> [Aim of the exercise] Identify the lines holding "title" and copy them.

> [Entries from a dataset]
==========

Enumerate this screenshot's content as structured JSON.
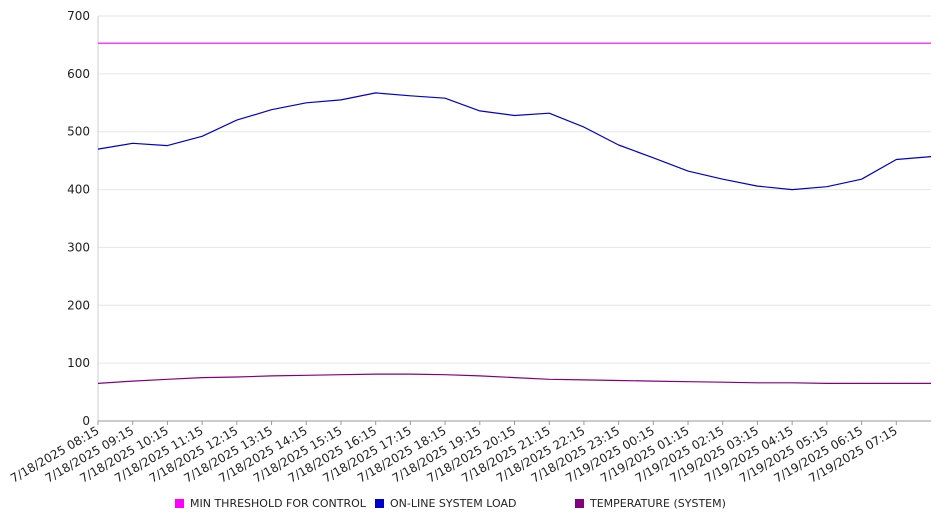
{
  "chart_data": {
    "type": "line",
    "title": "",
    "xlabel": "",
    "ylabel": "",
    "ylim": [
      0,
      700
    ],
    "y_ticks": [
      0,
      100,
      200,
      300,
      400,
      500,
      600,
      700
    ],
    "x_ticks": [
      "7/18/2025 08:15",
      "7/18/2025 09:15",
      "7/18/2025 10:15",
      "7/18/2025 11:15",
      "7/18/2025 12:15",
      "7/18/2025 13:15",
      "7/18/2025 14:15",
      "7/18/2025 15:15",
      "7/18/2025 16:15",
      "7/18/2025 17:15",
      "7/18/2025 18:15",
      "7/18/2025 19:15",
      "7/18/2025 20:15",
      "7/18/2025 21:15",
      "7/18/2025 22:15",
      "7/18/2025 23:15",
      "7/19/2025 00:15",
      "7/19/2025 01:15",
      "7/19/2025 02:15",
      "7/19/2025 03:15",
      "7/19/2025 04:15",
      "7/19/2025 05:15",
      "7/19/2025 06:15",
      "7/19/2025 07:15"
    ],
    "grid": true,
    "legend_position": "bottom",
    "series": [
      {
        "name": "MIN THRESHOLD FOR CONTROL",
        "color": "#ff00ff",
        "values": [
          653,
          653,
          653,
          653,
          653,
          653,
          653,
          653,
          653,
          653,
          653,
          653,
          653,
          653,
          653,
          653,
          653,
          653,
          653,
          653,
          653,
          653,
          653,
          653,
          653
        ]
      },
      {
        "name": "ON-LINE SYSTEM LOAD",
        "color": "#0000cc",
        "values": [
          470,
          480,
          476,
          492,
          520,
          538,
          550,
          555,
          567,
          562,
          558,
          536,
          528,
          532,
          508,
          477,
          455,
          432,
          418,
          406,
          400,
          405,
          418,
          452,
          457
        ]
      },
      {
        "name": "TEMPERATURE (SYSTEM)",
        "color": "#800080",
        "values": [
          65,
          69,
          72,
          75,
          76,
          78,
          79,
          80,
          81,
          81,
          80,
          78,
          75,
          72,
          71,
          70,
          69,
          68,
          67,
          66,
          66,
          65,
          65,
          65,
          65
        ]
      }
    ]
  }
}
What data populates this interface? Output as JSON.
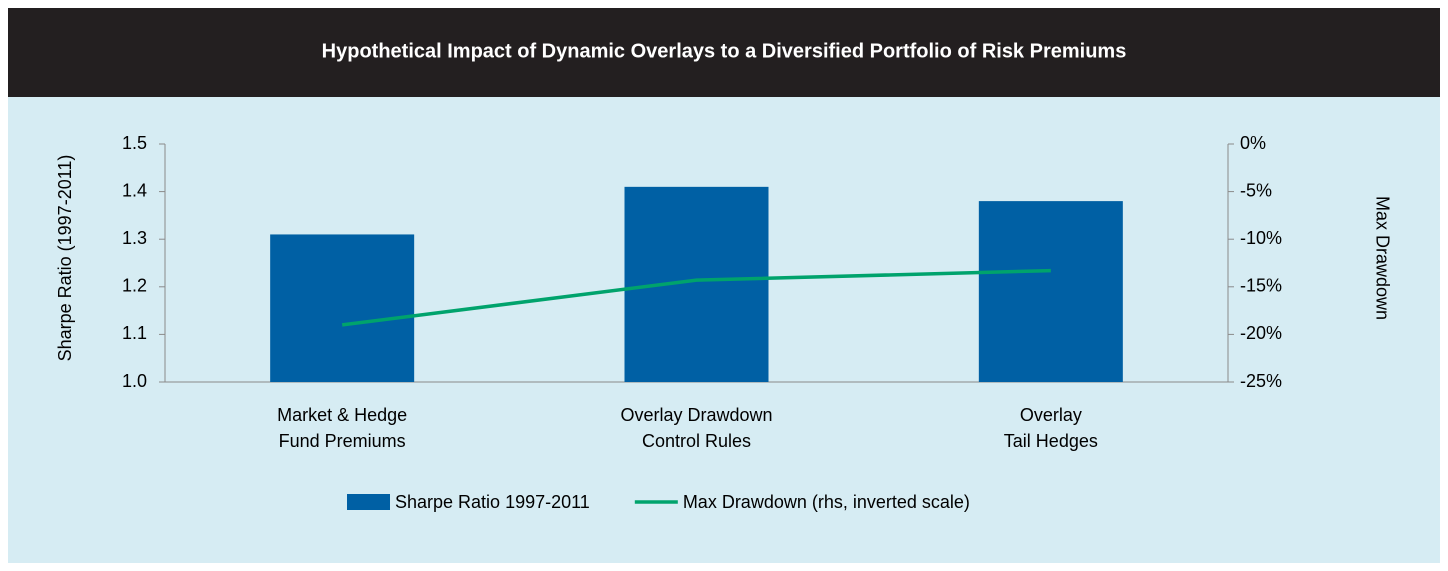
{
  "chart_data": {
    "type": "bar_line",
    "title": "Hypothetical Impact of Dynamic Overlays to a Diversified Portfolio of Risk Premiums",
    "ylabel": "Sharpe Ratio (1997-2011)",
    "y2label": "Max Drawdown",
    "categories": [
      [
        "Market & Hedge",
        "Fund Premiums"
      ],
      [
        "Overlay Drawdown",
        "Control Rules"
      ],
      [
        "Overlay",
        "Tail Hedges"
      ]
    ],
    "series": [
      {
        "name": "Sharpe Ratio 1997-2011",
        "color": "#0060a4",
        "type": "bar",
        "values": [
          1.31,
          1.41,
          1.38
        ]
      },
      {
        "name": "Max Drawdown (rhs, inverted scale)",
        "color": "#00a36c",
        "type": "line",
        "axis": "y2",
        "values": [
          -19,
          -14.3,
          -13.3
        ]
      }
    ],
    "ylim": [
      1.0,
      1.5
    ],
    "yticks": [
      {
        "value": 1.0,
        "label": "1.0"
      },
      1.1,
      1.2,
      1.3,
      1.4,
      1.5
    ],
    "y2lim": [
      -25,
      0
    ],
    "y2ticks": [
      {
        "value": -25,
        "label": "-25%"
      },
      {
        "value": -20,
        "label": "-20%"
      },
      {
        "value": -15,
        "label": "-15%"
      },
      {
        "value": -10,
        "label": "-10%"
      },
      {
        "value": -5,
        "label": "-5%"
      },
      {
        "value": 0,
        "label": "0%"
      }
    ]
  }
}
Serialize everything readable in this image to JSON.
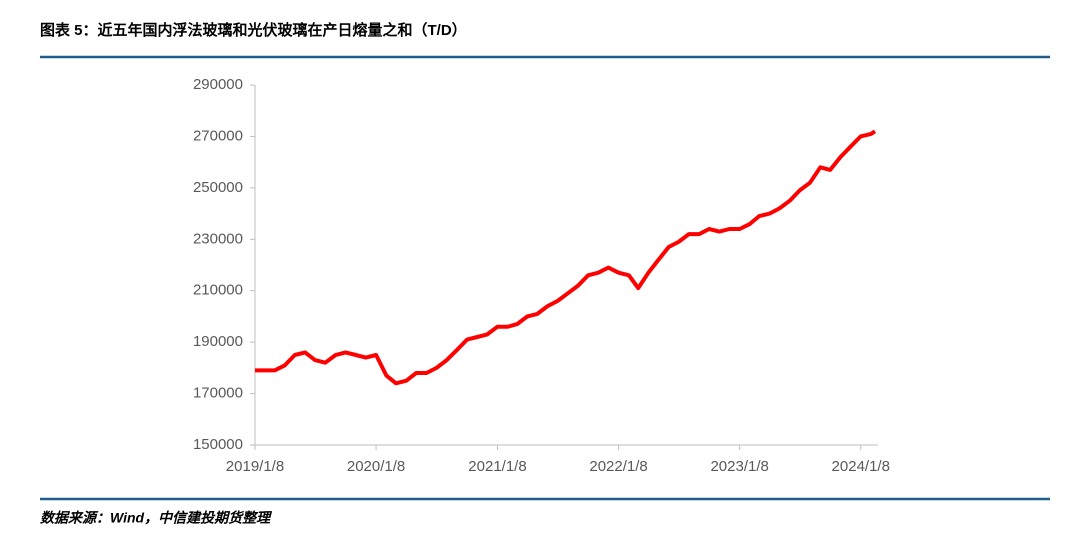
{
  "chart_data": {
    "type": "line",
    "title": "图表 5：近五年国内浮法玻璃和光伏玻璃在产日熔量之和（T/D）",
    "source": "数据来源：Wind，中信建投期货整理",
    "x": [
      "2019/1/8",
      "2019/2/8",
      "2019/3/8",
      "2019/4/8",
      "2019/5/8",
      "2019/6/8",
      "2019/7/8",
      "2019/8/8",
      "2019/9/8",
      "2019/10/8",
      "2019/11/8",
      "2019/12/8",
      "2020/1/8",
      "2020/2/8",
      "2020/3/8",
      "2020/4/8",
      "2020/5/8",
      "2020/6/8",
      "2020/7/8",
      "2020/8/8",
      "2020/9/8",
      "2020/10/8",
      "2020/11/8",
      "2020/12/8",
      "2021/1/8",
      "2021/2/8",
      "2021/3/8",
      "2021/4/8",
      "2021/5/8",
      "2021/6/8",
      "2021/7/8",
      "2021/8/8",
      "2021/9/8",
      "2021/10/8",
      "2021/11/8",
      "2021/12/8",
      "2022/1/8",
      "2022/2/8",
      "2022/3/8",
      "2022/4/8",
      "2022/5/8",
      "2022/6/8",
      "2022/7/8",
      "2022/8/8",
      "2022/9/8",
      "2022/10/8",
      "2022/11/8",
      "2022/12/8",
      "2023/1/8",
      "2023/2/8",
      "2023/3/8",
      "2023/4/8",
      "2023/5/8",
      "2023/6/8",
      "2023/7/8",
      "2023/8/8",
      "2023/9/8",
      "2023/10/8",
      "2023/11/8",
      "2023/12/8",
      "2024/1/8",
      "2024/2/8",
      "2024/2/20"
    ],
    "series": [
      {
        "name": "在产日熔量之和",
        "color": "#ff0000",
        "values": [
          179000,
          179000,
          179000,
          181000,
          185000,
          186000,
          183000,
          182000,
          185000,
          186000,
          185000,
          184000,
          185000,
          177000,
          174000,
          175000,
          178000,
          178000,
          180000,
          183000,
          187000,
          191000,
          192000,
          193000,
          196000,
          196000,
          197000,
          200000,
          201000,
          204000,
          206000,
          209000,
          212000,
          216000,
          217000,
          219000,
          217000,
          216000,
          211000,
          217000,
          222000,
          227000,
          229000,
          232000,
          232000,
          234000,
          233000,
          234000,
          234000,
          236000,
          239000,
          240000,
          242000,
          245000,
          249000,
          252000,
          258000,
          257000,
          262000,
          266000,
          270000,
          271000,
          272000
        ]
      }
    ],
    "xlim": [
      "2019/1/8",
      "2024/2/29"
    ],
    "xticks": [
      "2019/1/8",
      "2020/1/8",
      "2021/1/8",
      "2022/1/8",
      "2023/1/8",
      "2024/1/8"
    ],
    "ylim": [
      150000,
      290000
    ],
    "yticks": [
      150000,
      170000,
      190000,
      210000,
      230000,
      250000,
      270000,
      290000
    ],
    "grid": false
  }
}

==========

> [Answer to the problem]
    "title": "",
    "title": "Hypothetical Impact of Dynamic Overlays to a Diversified Portfolio of Risk Premiums",
    "title": "图表 5：近五年国内浮法玻璃和光伏玻璃在产日熔量之和（T/D）",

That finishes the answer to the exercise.